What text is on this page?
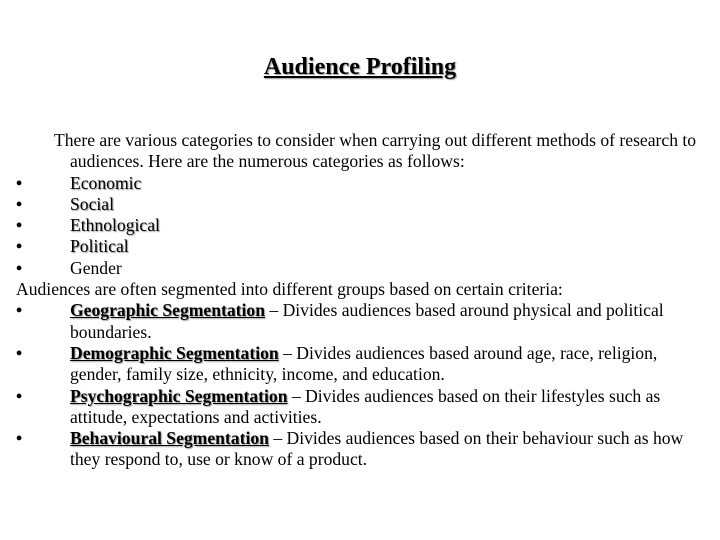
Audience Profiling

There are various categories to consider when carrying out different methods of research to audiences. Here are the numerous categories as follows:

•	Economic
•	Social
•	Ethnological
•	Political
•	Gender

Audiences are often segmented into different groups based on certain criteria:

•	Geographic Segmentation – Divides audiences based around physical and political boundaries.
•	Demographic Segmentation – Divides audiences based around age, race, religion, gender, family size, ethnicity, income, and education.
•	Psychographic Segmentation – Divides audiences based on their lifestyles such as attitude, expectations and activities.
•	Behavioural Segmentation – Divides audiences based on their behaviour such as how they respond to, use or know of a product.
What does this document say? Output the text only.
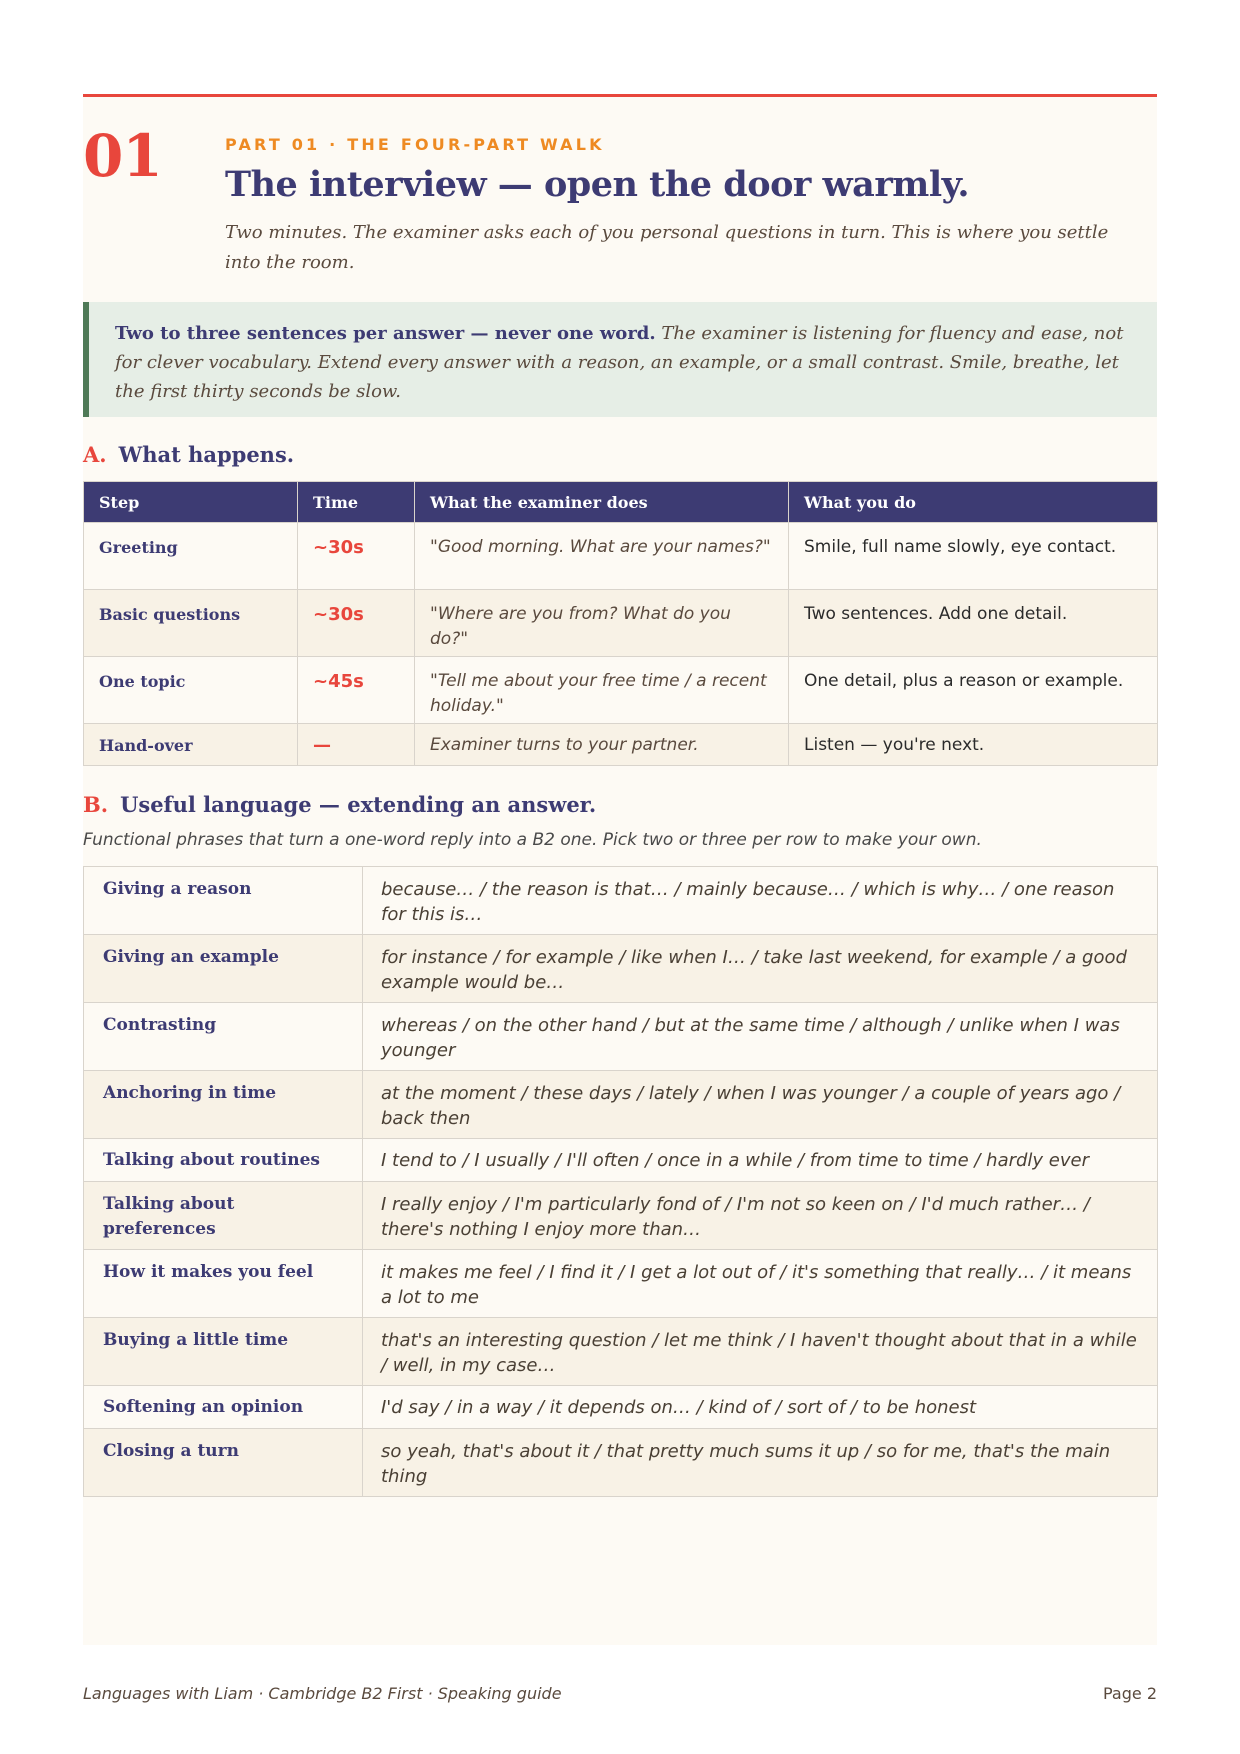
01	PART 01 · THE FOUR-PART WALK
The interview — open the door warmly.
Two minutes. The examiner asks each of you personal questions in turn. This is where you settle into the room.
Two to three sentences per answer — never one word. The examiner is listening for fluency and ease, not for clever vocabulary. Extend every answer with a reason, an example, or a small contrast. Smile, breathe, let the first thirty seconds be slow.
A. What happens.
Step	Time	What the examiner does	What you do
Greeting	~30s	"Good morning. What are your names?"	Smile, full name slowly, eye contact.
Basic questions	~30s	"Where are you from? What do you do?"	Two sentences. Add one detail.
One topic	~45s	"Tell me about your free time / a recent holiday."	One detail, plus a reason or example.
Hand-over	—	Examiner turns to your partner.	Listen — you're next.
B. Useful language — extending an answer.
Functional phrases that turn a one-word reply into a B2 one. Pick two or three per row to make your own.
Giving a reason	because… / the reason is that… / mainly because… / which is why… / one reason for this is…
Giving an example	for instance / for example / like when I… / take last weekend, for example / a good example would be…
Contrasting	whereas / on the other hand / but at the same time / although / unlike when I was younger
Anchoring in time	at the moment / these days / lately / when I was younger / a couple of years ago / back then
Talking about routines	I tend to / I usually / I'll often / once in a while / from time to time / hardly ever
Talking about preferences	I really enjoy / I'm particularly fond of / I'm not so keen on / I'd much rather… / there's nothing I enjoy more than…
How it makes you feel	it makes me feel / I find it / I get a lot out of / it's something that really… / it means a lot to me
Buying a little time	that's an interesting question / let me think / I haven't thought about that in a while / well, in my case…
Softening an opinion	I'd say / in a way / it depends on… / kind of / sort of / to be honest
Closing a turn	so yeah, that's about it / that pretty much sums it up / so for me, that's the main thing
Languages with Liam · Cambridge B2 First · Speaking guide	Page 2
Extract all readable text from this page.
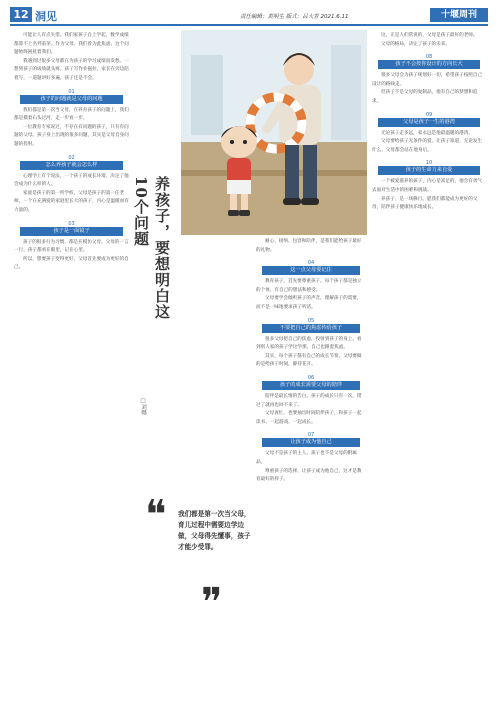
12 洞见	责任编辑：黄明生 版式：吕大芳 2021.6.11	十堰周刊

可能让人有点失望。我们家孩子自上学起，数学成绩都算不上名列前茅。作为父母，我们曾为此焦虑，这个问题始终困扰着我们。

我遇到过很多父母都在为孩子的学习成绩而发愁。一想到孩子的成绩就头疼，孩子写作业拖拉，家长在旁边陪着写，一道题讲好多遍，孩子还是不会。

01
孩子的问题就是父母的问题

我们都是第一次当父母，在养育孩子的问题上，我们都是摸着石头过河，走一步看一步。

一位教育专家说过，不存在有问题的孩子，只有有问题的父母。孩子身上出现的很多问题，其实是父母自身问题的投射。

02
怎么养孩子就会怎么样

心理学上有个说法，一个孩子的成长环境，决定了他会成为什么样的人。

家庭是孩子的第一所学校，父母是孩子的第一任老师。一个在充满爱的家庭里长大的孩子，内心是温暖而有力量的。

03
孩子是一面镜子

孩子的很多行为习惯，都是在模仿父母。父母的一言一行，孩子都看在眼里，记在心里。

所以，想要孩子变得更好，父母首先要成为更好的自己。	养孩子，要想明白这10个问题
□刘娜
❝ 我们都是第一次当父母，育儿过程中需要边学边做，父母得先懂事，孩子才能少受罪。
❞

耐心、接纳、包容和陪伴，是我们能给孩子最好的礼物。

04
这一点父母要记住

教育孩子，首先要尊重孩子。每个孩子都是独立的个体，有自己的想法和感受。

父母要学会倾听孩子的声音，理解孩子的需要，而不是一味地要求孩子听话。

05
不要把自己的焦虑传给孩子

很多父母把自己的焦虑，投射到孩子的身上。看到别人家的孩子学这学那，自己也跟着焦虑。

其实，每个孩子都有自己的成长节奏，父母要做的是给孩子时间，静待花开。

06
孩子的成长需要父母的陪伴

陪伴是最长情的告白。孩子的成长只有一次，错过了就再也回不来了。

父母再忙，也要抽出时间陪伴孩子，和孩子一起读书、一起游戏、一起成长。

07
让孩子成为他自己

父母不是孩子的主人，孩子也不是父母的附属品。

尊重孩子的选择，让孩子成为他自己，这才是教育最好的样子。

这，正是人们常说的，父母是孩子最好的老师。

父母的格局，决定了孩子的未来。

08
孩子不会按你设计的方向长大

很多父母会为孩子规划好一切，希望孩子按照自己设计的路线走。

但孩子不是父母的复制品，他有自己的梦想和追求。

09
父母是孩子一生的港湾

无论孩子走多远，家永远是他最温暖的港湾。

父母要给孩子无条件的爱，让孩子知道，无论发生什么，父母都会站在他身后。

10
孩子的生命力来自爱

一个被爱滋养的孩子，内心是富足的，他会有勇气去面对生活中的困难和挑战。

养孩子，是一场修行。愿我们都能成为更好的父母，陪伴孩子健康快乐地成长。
++++++++
- [The task]: Exactly as written, return every line of the listing, but not the pictures.

- [Solution to this problem]:
What text is on this page?
Audience Profiling

There are various categories to consider when carrying out different methods of research to audiences. Here are the numerous categories as follows:

•	Economic
•	Social
•	Ethnological
•	Political
•	Gender

Audiences are often segmented into different groups based on certain criteria:

•	Geographic Segmentation – Divides audiences based around physical and political boundaries.
•	Demographic Segmentation – Divides audiences based around age, race, religion, gender, family size, ethnicity, income, and education.
•	Psychographic Segmentation – Divides audiences based on their lifestyles such as attitude, expectations and activities.
•	Behavioural Segmentation – Divides audiences based on their behaviour such as how they respond to, use or know of a product.
What does this document say? Output the text only.
01	PART 01 · THE FOUR-PART WALK
The interview — open the door warmly.
Two minutes. The examiner asks each of you personal questions in turn. This is where you settle into the room.
Two to three sentences per answer — never one word. The examiner is listening for fluency and ease, not for clever vocabulary. Extend every answer with a reason, an example, or a small contrast. Smile, breathe, let the first thirty seconds be slow.
A. What happens.
Step	Time	What the examiner does	What you do
Greeting	~30s	"Good morning. What are your names?"	Smile, full name slowly, eye contact.
Basic questions	~30s	"Where are you from? What do you do?"	Two sentences. Add one detail.
One topic	~45s	"Tell me about your free time / a recent holiday."	One detail, plus a reason or example.
Hand-over	—	Examiner turns to your partner.	Listen — you're next.
B. Useful language — extending an answer.
Functional phrases that turn a one-word reply into a B2 one. Pick two or three per row to make your own.
Giving a reason	because… / the reason is that… / mainly because… / which is why… / one reason for this is…
Giving an example	for instance / for example / like when I… / take last weekend, for example / a good example would be…
Contrasting	whereas / on the other hand / but at the same time / although / unlike when I was younger
Anchoring in time	at the moment / these days / lately / when I was younger / a couple of years ago / back then
Talking about routines	I tend to / I usually / I'll often / once in a while / from time to time / hardly ever
Talking about preferences	I really enjoy / I'm particularly fond of / I'm not so keen on / I'd much rather… / there's nothing I enjoy more than…
How it makes you feel	it makes me feel / I find it / I get a lot out of / it's something that really… / it means a lot to me
Buying a little time	that's an interesting question / let me think / I haven't thought about that in a while / well, in my case…
Softening an opinion	I'd say / in a way / it depends on… / kind of / sort of / to be honest
Closing a turn	so yeah, that's about it / that pretty much sums it up / so for me, that's the main thing
Languages with Liam · Cambridge B2 First · Speaking guide	Page 2
Extract all readable text from this page.
12 洞见	责任编辑：黄明生 版式：吕大芳 2021.6.11	十堰周刊

可能让人有点失望。我们家孩子自上学起，数学成绩都算不上名列前茅。作为父母，我们曾为此焦虑，这个问题始终困扰着我们。

我遇到过很多父母都在为孩子的学习成绩而发愁。一想到孩子的成绩就头疼，孩子写作业拖拉，家长在旁边陪着写，一道题讲好多遍，孩子还是不会。

01
孩子的问题就是父母的问题

我们都是第一次当父母，在养育孩子的问题上，我们都是摸着石头过河，走一步看一步。

一位教育专家说过，不存在有问题的孩子，只有有问题的父母。孩子身上出现的很多问题，其实是父母自身问题的投射。

02
怎么养孩子就会怎么样

心理学上有个说法，一个孩子的成长环境，决定了他会成为什么样的人。

家庭是孩子的第一所学校，父母是孩子的第一任老师。一个在充满爱的家庭里长大的孩子，内心是温暖而有力量的。

03
孩子是一面镜子

孩子的很多行为习惯，都是在模仿父母。父母的一言一行，孩子都看在眼里，记在心里。

所以，想要孩子变得更好，父母首先要成为更好的自己。	养孩子，要想明白这10个问题
□刘娜
❝ 我们都是第一次当父母，育儿过程中需要边学边做，父母得先懂事，孩子才能少受罪。
❞

耐心、接纳、包容和陪伴，是我们能给孩子最好的礼物。

04
这一点父母要记住

教育孩子，首先要尊重孩子。每个孩子都是独立的个体，有自己的想法和感受。

父母要学会倾听孩子的声音，理解孩子的需要，而不是一味地要求孩子听话。

05
不要把自己的焦虑传给孩子

很多父母把自己的焦虑，投射到孩子的身上。看到别人家的孩子学这学那，自己也跟着焦虑。

其实，每个孩子都有自己的成长节奏，父母要做的是给孩子时间，静待花开。

06
孩子的成长需要父母的陪伴

陪伴是最长情的告白。孩子的成长只有一次，错过了就再也回不来了。

父母再忙，也要抽出时间陪伴孩子，和孩子一起读书、一起游戏、一起成长。

07
让孩子成为他自己

父母不是孩子的主人，孩子也不是父母的附属品。

尊重孩子的选择，让孩子成为他自己，这才是教育最好的样子。

这，正是人们常说的，父母是孩子最好的老师。

父母的格局，决定了孩子的未来。

08
孩子不会按你设计的方向长大

很多父母会为孩子规划好一切，希望孩子按照自己设计的路线走。

但孩子不是父母的复制品，他有自己的梦想和追求。

09
父母是孩子一生的港湾

无论孩子走多远，家永远是他最温暖的港湾。

父母要给孩子无条件的爱，让孩子知道，无论发生什么，父母都会站在他身后。

10
孩子的生命力来自爱

一个被爱滋养的孩子，内心是富足的，他会有勇气去面对生活中的困难和挑战。

养孩子，是一场修行。愿我们都能成为更好的父母，陪伴孩子健康快乐地成长。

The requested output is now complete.